> [WHAT NEEDS TO BE DONE] In how many lines of the records does the string "position" appear? State only the number.

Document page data
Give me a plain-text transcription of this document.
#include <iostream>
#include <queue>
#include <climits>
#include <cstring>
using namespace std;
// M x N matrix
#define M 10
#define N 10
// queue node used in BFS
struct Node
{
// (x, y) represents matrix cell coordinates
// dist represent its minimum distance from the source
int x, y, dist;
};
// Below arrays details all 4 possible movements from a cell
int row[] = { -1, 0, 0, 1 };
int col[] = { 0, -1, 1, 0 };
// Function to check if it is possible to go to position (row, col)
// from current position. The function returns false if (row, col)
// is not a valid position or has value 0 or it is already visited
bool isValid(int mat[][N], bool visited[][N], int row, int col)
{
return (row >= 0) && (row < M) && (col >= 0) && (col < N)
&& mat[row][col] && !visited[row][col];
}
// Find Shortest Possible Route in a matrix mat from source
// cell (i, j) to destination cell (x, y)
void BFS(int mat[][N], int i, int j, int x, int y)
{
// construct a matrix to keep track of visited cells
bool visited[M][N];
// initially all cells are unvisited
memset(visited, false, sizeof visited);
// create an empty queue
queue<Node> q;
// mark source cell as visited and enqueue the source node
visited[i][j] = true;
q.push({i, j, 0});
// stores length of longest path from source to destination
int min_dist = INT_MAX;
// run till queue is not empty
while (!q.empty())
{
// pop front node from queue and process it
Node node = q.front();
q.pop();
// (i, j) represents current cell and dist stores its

> [RESULT] 3